MENCARI SISTEM PEMILIHAN GUBERNUR-WAGUB


By: Oki Kurniawan

Perdebatan mengenai mekanisme pemilihan kepala daerah, baik daerah tingkat provinsi ataupun di tingkat kabupaten/kota, apakah dipilih langsung oleh rakyat di daerah tersebut atau melalui lembaga perwakilan rakyat daerah, masih menjadi topik yang enak untuk diperbincangkan. Hal tersebut tidak bisa terlepas dari adanya sistem demokrasi yang ada di tingkat daerah.
Demokrasi telah berkembang dan kini telah mengakomodir hak-hak politik rakyat yang berada di daerah. Demokrasi juga yang melahirkan sistem otonomi daerah. Otonomi daerah memberikan kewenangan kepada daerah untuk mengatur sendiri rumah tangganya dengan memperhatikan pada kekhasan dari daerah masing-masing. Begitu pun dalam hal politik, otonomi daerah memberikan ruang yang besar bagi rakyat di daerah untuk memilih pemimpin daerahnya.
Dalam demokrasi, kedaulatan tertinggi ada ditangan rakyat. Penyelenggaraan pemerintahan berasal dari rakyat, dikelola oleh rakyat dan ditujukan untuk kemakmuran rakyat. Namun, dalam prakteknya, tidak semua rakyat bisa memiliki kebebasan dalam menjalankan kekuasaannya. Pelaksanaan kekuasaan dalam penyelenggaraan pemerintah dilaksanakan oleh sedikit orang. Dengan kenyataan yang seperti ini, kita juga tidak perlu memaksakan bahwa pelaksanaan pemerintahan harus dijalankan oleh seluruh rakyat. Namun, yang perlu ditekankan adalah bagaimana menciptakan sistem yang menjalankan prinsip bahwa rakyat yang memerintah itu dapat terlaksana meskipun yang menjalankan pemerintahan adalah sekelompok kecil rakyat (elit). Untuk itu, pemerintah yang mewakili rakyat haruslah pemerintahan yang mendapat legitimasi dari rakyat. Legitimasi pemerintah itu di dapat melalui sistem pemilihan umum secara langsung maupun perwakilan.
Indonesia pernah menerapkan kedua model tersebut dalam memilih kepala daerah. Pada masa orde Baru, kepala daerah dipilih oleh dewan perwakilan rakyat yang ada di daerah (DPRD). DPRD merupakan suatu badan yang terdiri orang-orang yang mewakili rakyat di daerah. DPRD juga disebut sebagai lembaga yang merepresentasikan rakyat di tingkat lokal, sehingga memiliki wewenang untuk memilih dan mengangkat seorang gubernur dan juga wakilnya.

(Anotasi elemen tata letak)

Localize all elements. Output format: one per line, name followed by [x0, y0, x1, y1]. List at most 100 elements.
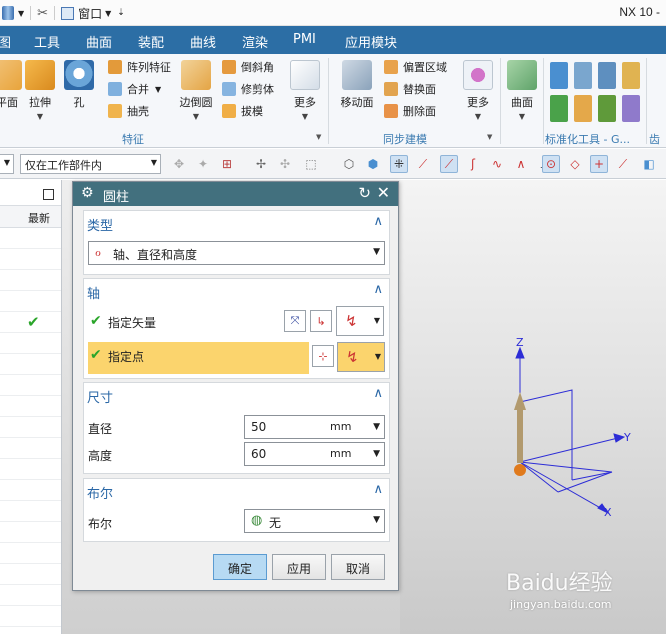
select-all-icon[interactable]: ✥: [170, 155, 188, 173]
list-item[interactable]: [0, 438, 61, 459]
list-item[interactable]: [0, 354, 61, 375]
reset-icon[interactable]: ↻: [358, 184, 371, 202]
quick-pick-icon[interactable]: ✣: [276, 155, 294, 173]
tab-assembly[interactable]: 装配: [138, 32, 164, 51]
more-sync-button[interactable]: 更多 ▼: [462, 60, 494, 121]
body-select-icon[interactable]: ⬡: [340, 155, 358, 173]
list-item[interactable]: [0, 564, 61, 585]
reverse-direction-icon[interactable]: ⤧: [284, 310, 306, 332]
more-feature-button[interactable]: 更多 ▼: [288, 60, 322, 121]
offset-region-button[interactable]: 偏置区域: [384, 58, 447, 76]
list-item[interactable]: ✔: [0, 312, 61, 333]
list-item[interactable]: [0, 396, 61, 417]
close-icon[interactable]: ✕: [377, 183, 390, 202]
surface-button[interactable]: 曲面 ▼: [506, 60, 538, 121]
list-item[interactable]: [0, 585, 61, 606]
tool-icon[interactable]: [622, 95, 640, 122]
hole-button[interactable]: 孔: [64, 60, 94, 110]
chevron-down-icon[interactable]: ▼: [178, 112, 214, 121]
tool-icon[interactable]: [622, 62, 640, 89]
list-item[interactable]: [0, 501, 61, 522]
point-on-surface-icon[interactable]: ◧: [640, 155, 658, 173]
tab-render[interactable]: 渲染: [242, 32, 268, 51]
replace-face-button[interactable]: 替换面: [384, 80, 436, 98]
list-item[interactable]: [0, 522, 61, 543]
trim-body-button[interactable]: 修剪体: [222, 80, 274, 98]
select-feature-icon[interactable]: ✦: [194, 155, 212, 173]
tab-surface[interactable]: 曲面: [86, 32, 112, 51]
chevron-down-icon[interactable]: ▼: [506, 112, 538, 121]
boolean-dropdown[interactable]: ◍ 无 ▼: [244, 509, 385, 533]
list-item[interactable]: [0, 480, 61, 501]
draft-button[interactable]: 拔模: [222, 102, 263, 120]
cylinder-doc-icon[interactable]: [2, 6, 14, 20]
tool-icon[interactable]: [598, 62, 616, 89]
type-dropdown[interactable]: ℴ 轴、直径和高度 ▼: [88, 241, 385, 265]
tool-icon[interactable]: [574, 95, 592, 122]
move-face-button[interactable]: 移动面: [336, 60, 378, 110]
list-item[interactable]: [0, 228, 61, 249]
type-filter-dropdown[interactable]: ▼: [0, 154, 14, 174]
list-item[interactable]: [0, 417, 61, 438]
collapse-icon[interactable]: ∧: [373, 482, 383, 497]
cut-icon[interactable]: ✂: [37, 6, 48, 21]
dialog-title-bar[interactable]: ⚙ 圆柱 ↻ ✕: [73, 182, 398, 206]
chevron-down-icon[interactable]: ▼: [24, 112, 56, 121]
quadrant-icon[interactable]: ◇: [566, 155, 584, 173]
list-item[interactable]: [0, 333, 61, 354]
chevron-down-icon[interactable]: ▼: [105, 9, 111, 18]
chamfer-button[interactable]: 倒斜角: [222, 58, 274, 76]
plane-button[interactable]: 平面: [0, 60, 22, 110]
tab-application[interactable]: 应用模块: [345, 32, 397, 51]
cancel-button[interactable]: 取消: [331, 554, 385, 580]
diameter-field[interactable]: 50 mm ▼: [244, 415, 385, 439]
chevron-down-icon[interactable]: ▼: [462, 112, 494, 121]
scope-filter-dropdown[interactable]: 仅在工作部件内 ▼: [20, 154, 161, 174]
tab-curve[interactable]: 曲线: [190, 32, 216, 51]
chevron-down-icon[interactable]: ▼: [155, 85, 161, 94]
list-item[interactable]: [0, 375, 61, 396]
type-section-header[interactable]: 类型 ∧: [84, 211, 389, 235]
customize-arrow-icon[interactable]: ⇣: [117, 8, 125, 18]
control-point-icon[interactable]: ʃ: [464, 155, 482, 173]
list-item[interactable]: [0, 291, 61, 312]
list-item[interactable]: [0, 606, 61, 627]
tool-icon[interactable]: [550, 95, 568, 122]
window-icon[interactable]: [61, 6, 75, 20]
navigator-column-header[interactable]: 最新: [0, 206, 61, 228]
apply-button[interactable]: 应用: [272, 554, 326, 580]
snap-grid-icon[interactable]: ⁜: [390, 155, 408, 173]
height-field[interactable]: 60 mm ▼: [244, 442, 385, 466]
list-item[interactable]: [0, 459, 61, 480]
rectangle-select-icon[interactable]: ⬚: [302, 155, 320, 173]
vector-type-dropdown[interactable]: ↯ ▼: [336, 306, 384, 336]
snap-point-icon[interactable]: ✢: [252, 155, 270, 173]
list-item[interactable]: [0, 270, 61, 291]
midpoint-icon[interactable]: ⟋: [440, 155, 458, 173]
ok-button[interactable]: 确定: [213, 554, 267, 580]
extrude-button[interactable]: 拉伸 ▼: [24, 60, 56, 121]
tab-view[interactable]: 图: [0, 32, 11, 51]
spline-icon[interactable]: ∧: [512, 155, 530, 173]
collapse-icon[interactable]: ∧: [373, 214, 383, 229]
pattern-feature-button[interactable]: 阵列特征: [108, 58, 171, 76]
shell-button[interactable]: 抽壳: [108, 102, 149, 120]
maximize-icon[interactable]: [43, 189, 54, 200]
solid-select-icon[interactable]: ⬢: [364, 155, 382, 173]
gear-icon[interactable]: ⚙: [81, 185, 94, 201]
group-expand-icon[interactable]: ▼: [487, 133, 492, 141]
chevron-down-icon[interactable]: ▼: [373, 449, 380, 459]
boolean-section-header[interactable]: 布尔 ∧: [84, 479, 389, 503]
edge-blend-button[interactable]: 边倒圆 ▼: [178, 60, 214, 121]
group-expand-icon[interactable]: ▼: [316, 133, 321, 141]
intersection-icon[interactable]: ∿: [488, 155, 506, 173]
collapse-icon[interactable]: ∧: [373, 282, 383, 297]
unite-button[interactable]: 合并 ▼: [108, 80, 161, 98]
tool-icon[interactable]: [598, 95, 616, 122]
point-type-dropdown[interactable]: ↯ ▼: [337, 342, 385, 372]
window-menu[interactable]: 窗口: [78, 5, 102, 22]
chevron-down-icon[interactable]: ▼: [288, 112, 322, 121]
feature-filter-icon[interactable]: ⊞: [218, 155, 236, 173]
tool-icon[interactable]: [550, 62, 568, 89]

- [Tujuan Latihan]: Tuliskan kembali tanpa perubahan bagian teks tentang sistem pemilihan gubernur, mulai dari "Perdebatan mengenai mekanisme" sampai "di tingkat daerah.".

- [Jawaban Latihan]:
Perdebatan mengenai mekanisme pemilihan kepala daerah, baik daerah tingkat provinsi ataupun di tingkat kabupaten/kota, apakah dipilih langsung oleh rakyat di daerah tersebut atau melalui lembaga perwakilan rakyat daerah, masih menjadi topik yang enak untuk diperbincangkan. Hal tersebut tidak bisa terlepas dari adanya sistem demokrasi yang ada di tingkat daerah.